Read the lines that follow and pick out every one containing the word "numéro".

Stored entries
########################################

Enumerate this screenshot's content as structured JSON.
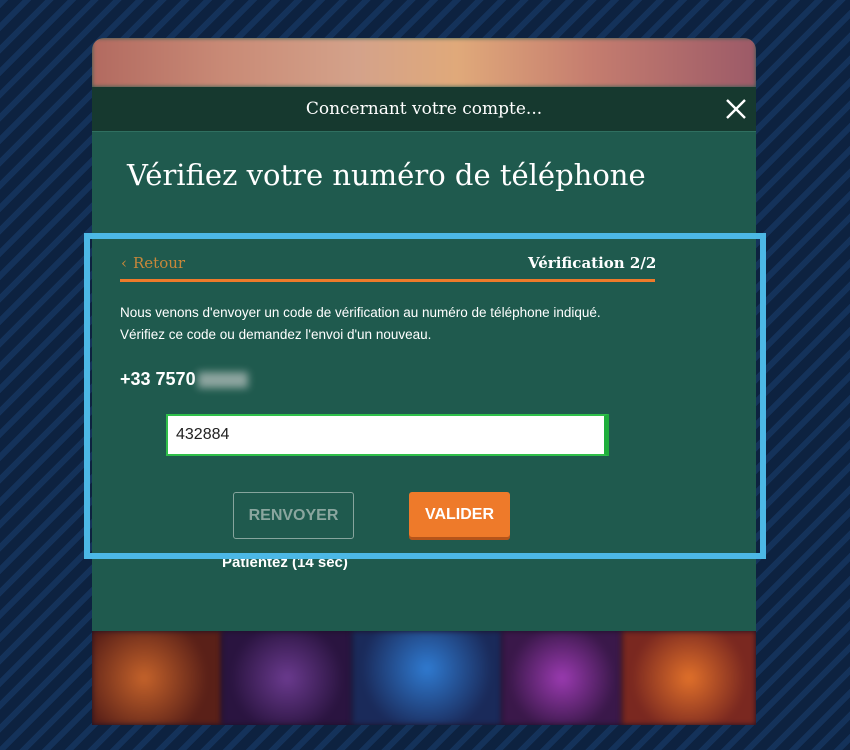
{
  "modal": {
    "header_title": "Concernant votre compte...",
    "page_title": "Vérifiez votre numéro de téléphone"
  },
  "verification": {
    "back_label": "Retour",
    "step_label": "Vérification 2/2",
    "description_line1": "Nous venons d'envoyer un code de vérification au numéro de téléphone indiqué.",
    "description_line2": "Vérifiez ce code ou demandez l'envoi d'un nouveau.",
    "phone_visible": "+33 7570",
    "code_value": "432884",
    "resend_label": "RENVOYER",
    "validate_label": "VALIDER",
    "wait_text": "Patientez (14 sec)"
  },
  "colors": {
    "modal_bg": "#1f5a4e",
    "accent_orange": "#ee7a2a",
    "highlight_blue": "#4cb8e6",
    "input_border_green": "#2fbf4a"
  },
  "icons": [
    "close-icon",
    "chevron-left-icon"
  ]
}
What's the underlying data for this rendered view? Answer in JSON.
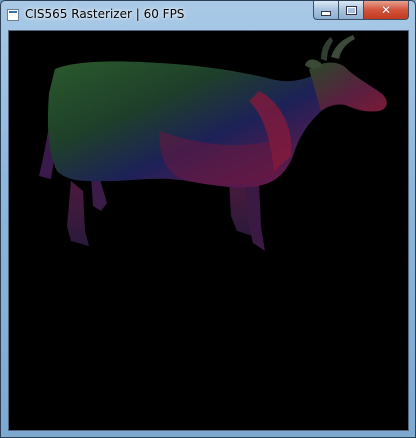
{
  "window": {
    "title": "CIS565 Rasterizer | 60 FPS",
    "title_icon": "application-icon",
    "buttons": {
      "minimize_icon": "minimize-icon",
      "maximize_icon": "maximize-icon",
      "close_label": "✕"
    }
  },
  "canvas": {
    "content": "cow-model-normals-render",
    "background": "#000000",
    "palette": {
      "green": "#1f4a22",
      "blue": "#1d1f5a",
      "red": "#7a1a36",
      "magenta": "#5a1f66"
    }
  }
}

########################################

Correct answer
    "page_title": "Vérifiez votre numéro de téléphone"
    "description_line1": "Nous venons d'envoyer un code de vérification au numéro de téléphone indiqué.",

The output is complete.